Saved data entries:
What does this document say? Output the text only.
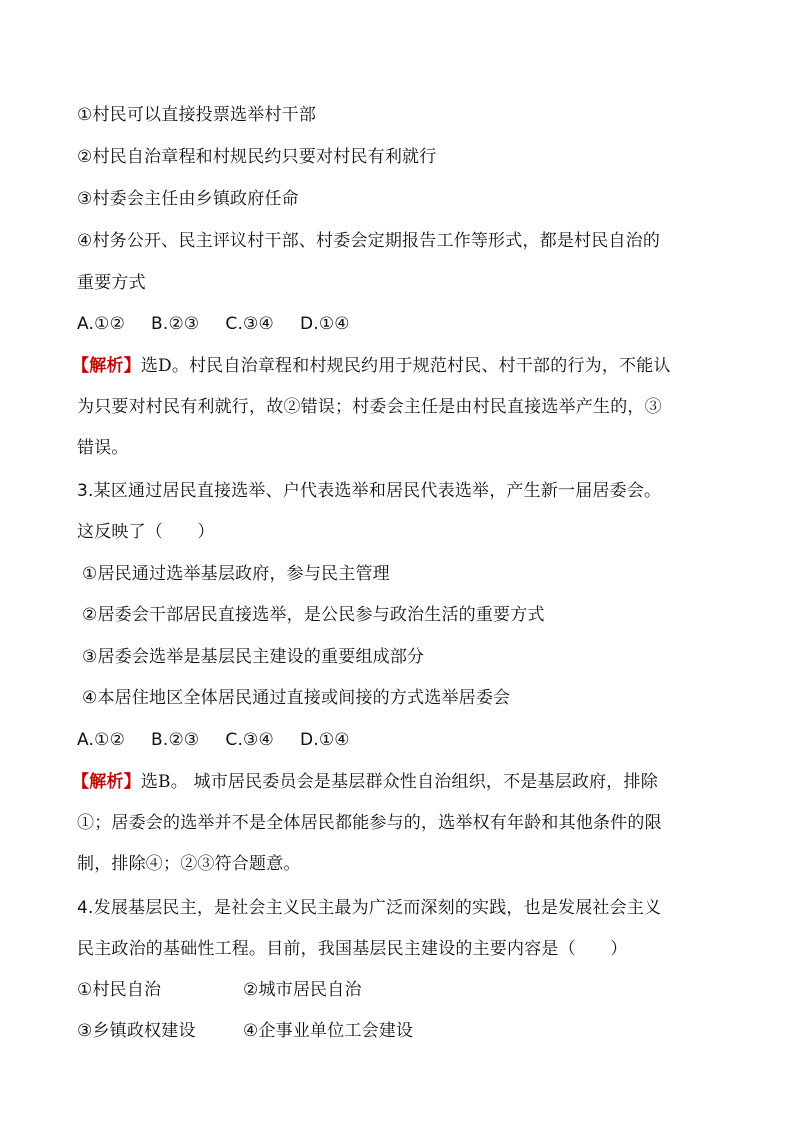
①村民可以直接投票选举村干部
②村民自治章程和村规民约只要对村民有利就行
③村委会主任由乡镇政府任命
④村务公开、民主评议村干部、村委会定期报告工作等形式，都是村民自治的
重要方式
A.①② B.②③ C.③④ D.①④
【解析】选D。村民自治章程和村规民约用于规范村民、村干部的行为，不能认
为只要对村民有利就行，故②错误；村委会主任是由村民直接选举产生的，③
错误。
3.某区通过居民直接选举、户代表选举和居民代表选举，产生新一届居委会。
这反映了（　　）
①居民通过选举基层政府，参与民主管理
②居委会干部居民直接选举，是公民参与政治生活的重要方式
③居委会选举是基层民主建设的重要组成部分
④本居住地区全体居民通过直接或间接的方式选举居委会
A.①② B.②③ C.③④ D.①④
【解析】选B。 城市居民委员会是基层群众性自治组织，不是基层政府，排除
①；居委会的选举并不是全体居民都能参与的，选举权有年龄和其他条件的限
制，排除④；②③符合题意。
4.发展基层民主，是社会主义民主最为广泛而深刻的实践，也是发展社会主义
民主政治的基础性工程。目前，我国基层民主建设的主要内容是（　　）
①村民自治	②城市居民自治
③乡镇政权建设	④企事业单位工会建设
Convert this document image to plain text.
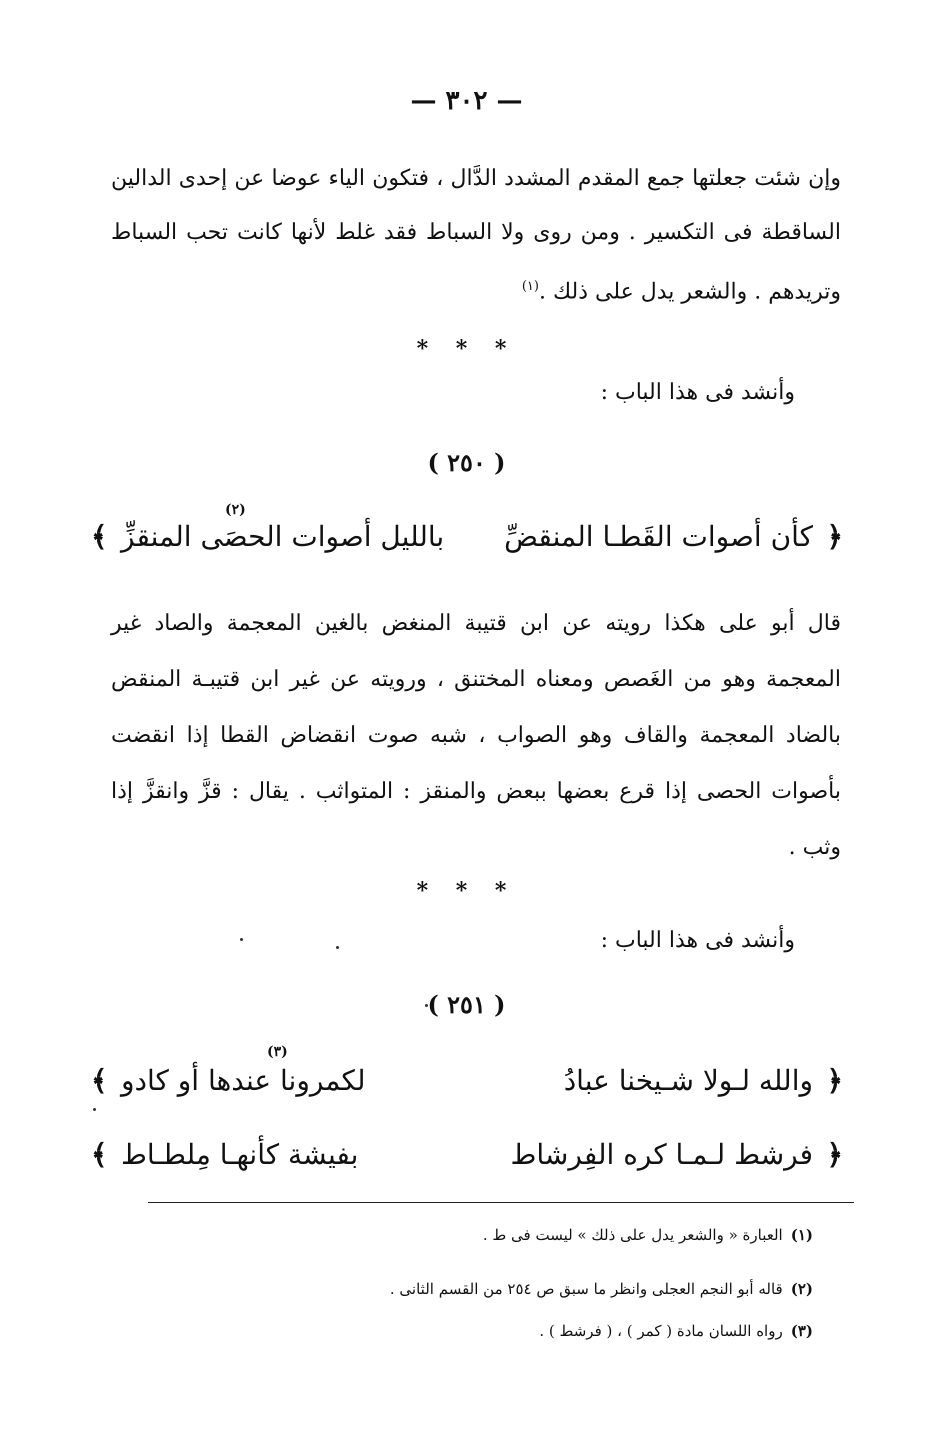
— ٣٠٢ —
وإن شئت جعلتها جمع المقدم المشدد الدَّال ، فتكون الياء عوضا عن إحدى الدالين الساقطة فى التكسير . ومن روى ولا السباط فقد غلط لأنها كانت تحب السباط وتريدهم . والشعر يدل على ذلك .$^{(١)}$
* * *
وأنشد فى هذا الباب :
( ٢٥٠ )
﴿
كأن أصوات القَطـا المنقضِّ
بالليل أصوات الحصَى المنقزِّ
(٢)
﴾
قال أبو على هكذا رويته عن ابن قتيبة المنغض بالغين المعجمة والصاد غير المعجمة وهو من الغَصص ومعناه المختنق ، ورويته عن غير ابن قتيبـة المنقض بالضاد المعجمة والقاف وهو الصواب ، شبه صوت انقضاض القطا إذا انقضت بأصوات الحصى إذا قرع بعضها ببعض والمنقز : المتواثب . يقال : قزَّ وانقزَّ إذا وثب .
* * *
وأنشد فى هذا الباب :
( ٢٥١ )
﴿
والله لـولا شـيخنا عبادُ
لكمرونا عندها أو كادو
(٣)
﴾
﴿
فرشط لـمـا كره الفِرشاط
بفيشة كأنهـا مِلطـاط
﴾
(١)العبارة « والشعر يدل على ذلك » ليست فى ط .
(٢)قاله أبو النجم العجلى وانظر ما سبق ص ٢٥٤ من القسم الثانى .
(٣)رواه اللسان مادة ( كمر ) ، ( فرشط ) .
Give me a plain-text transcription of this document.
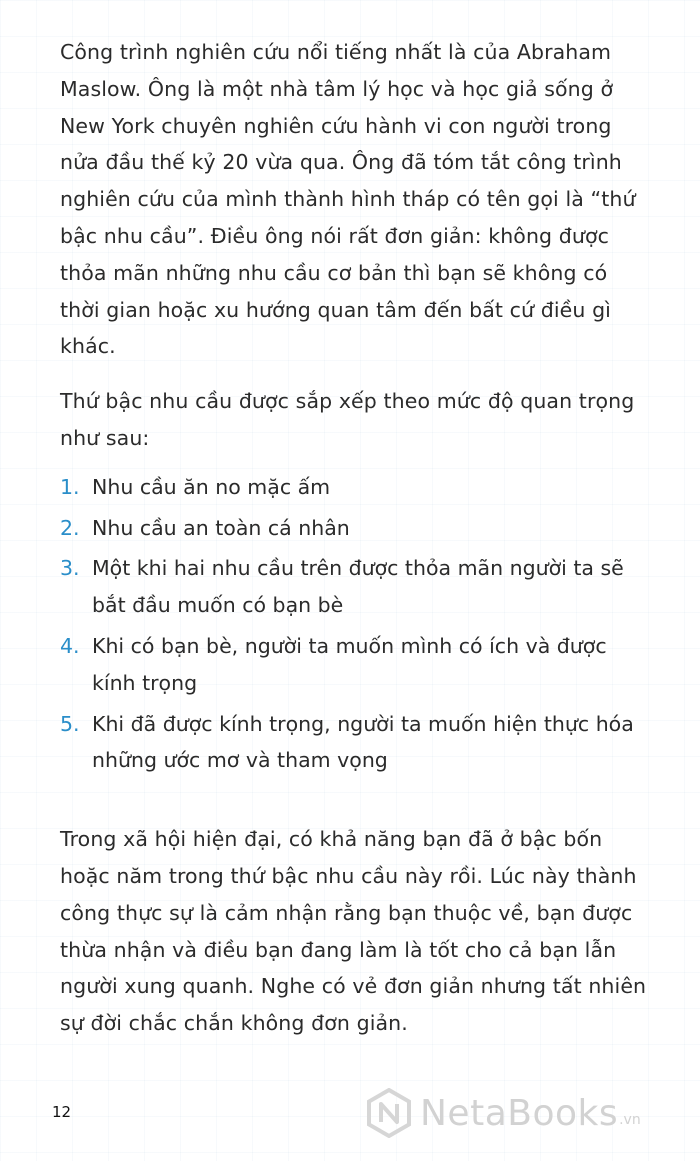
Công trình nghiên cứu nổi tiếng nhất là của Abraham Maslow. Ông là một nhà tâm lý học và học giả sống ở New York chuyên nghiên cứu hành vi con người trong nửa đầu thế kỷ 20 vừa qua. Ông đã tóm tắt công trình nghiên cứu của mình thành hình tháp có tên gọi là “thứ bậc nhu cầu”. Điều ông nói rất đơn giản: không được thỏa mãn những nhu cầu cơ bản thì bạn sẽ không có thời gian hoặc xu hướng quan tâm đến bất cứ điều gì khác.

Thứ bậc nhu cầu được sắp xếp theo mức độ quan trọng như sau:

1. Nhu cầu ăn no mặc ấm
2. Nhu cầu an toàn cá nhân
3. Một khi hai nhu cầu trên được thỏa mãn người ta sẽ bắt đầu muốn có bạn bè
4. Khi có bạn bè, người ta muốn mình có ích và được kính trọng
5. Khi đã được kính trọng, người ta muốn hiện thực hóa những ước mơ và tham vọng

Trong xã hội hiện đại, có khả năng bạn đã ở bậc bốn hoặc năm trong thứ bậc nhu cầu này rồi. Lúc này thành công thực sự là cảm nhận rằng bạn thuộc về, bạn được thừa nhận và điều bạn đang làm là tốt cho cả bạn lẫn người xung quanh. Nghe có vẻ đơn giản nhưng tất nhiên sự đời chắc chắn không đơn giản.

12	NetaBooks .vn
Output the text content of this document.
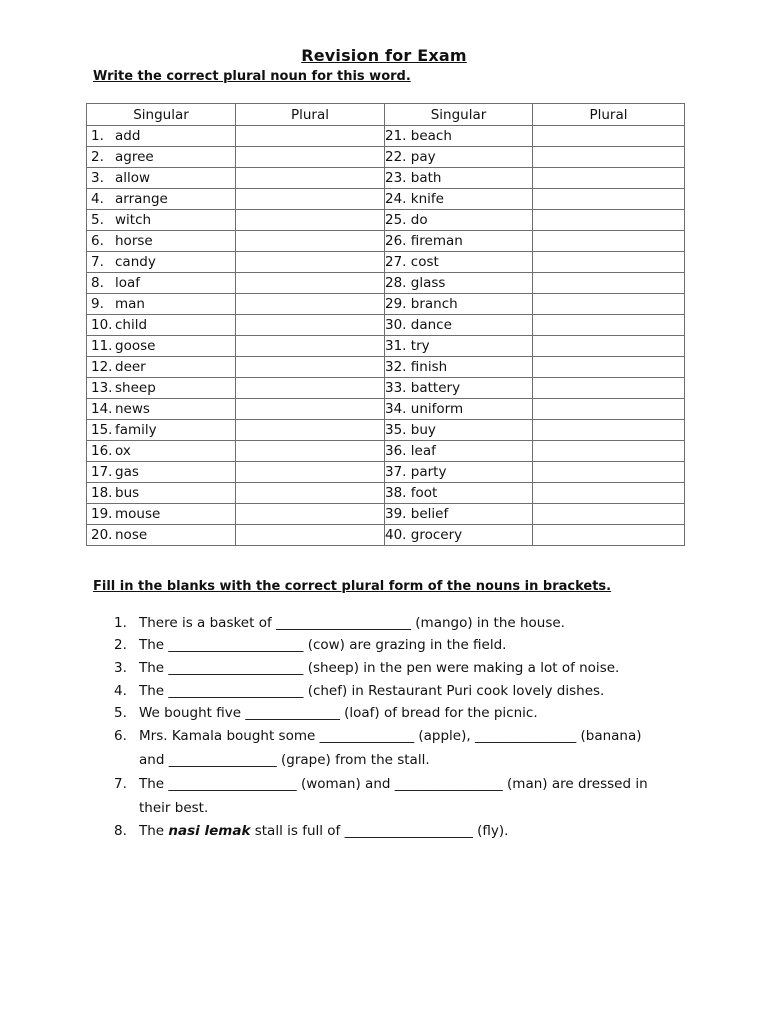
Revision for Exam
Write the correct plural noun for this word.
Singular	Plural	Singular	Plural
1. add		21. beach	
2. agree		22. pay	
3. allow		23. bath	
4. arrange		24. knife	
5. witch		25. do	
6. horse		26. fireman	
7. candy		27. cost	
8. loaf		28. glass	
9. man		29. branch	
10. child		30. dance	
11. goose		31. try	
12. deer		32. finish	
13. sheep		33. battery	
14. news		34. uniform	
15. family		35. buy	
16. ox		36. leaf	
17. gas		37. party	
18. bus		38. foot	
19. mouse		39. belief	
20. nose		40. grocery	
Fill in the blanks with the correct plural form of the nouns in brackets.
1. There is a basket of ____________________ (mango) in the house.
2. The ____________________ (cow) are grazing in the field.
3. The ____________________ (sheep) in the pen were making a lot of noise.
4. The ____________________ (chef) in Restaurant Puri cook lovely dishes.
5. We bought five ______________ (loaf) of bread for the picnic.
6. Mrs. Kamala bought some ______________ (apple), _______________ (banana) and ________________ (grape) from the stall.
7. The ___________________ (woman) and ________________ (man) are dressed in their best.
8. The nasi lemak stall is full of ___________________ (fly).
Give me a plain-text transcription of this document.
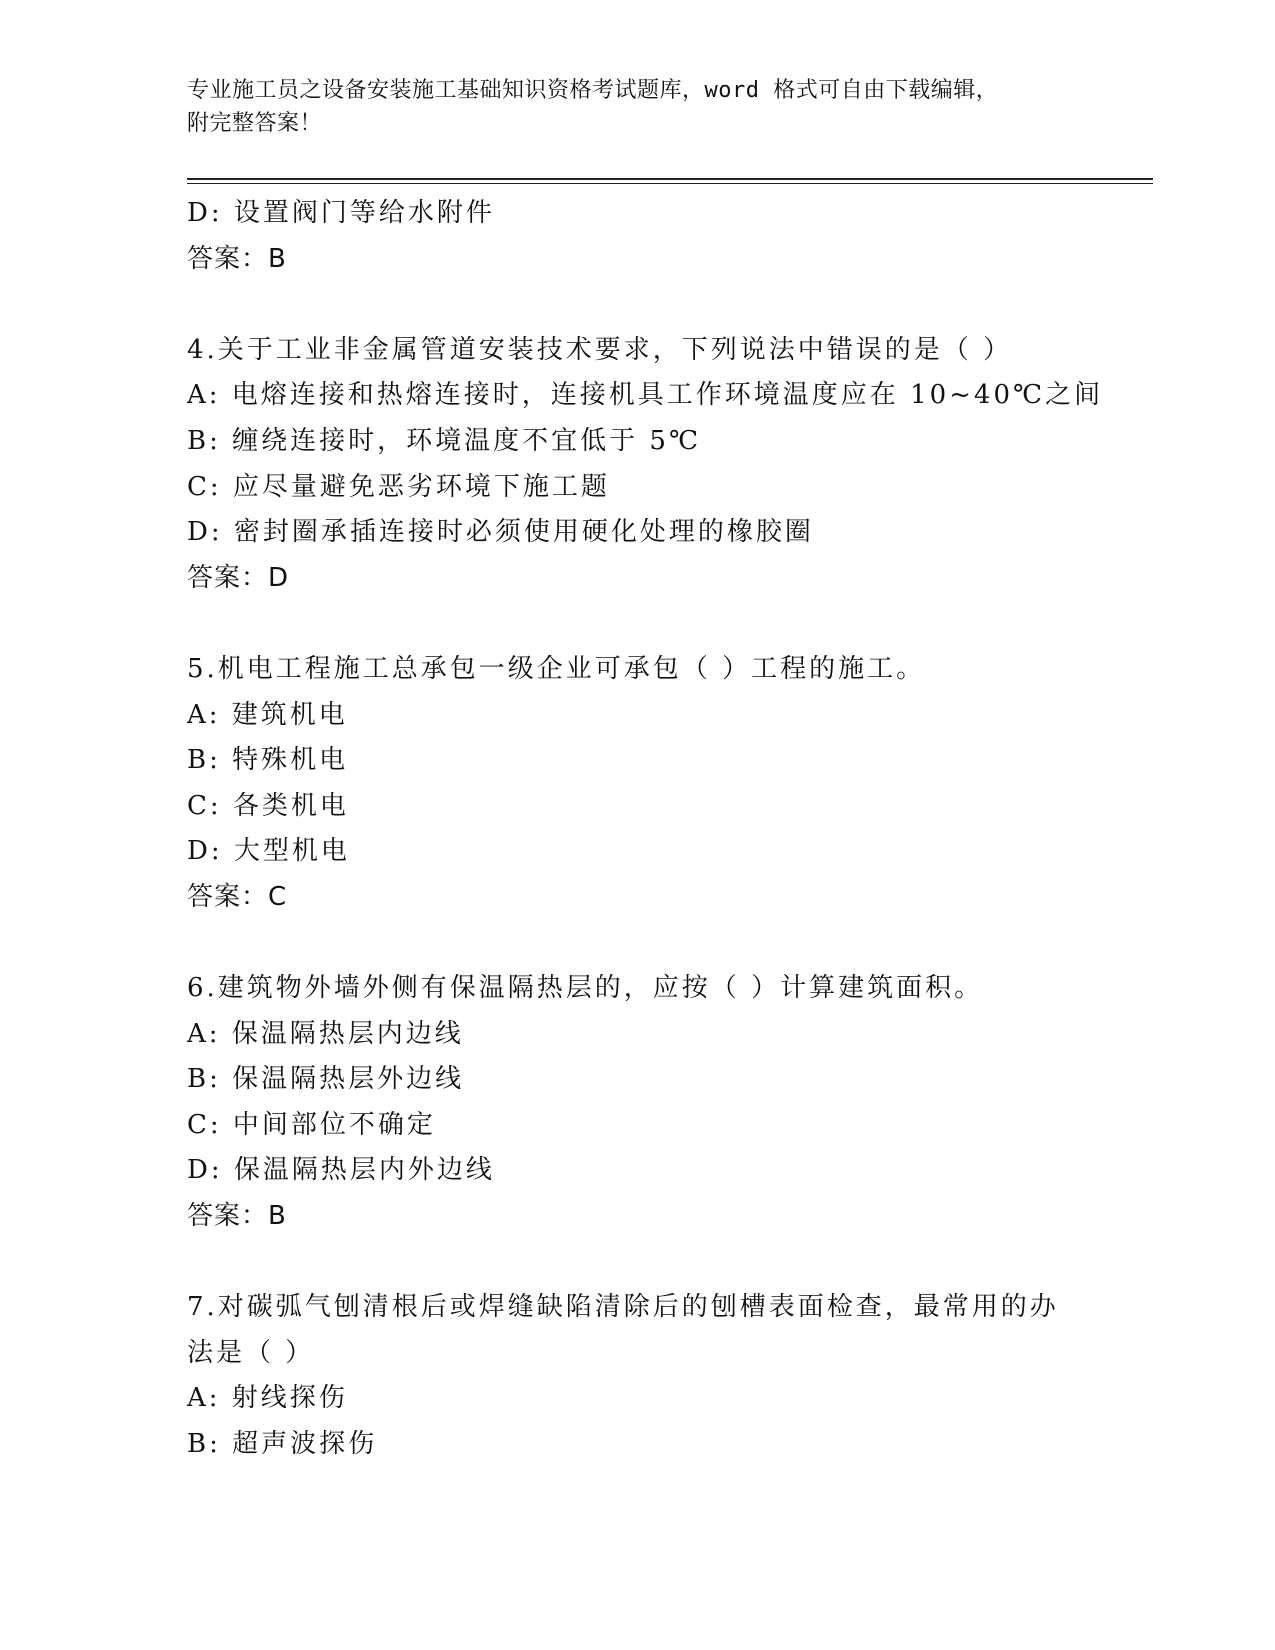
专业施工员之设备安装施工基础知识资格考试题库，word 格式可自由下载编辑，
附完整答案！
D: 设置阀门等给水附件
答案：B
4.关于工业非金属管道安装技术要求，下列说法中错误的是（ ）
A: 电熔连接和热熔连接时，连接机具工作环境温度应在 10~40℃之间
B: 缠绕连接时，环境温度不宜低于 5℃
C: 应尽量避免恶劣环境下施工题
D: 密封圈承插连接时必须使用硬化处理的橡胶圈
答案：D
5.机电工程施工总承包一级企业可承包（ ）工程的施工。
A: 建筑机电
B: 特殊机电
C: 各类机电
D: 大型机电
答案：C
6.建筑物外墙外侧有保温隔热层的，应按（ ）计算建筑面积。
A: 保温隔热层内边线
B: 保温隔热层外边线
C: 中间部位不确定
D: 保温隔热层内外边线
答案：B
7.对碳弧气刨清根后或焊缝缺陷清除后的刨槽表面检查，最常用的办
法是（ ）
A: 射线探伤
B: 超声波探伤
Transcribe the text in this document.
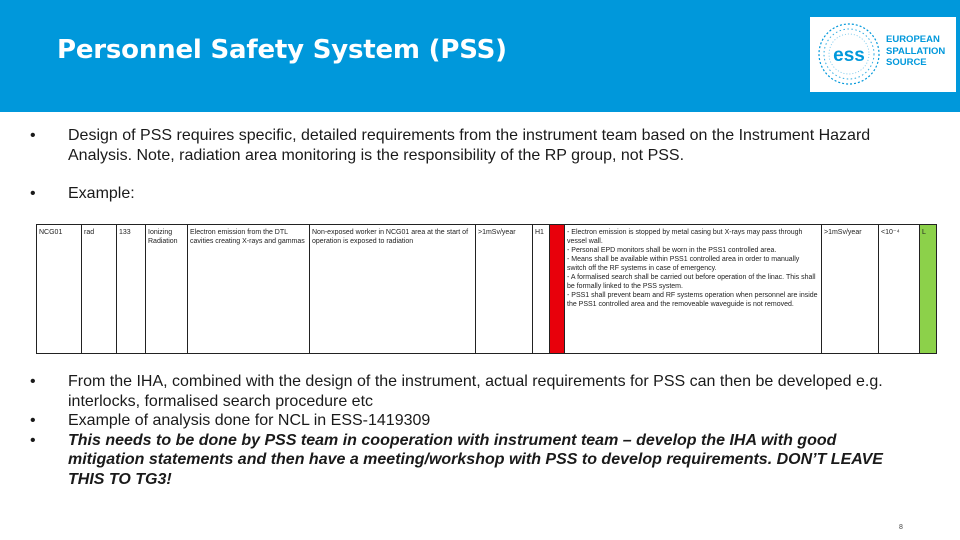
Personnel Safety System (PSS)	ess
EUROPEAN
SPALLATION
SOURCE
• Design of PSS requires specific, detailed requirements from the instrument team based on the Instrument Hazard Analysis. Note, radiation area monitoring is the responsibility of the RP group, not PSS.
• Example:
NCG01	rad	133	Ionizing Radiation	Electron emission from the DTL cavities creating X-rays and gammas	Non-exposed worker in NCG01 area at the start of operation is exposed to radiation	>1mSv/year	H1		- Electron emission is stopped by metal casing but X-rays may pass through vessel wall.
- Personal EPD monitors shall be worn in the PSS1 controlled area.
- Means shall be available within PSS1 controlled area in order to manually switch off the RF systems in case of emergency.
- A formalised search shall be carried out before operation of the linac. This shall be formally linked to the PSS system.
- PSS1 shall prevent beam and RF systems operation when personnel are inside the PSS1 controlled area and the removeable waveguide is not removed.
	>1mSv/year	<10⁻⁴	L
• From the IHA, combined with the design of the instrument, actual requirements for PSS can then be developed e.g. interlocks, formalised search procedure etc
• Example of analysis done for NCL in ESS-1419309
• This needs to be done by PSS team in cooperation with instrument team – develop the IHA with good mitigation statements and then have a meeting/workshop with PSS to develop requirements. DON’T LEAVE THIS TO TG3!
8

- _PROBLEM DETAILS_
Take the line containing "Transcribe the text in this document." and every line after it up to the end of the entries, and quote them exactly. Both ends count; the pictures do not.

- _RESPONSE TO THE TASK_
Transcribe the text in this document.
Personnel Safety System (PSS)	ess
EUROPEAN
SPALLATION
SOURCE
• Design of PSS requires specific, detailed requirements from the instrument team based on the Instrument Hazard Analysis. Note, radiation area monitoring is the responsibility of the RP group, not PSS.
• Example:
NCG01	rad	133	Ionizing Radiation	Electron emission from the DTL cavities creating X-rays and gammas	Non-exposed worker in NCG01 area at the start of operation is exposed to radiation	>1mSv/year	H1		- Electron emission is stopped by metal casing but X-rays may pass through vessel wall.
- Personal EPD monitors shall be worn in the PSS1 controlled area.
- Means shall be available within PSS1 controlled area in order to manually switch off the RF systems in case of emergency.
- A formalised search shall be carried out before operation of the linac. This shall be formally linked to the PSS system.
- PSS1 shall prevent beam and RF systems operation when personnel are inside the PSS1 controlled area and the removeable waveguide is not removed.
	>1mSv/year	<10⁻⁴	L
• From the IHA, combined with the design of the instrument, actual requirements for PSS can then be developed e.g. interlocks, formalised search procedure etc
• Example of analysis done for NCL in ESS-1419309
• This needs to be done by PSS team in cooperation with instrument team – develop the IHA with good mitigation statements and then have a meeting/workshop with PSS to develop requirements. DON’T LEAVE THIS TO TG3!
8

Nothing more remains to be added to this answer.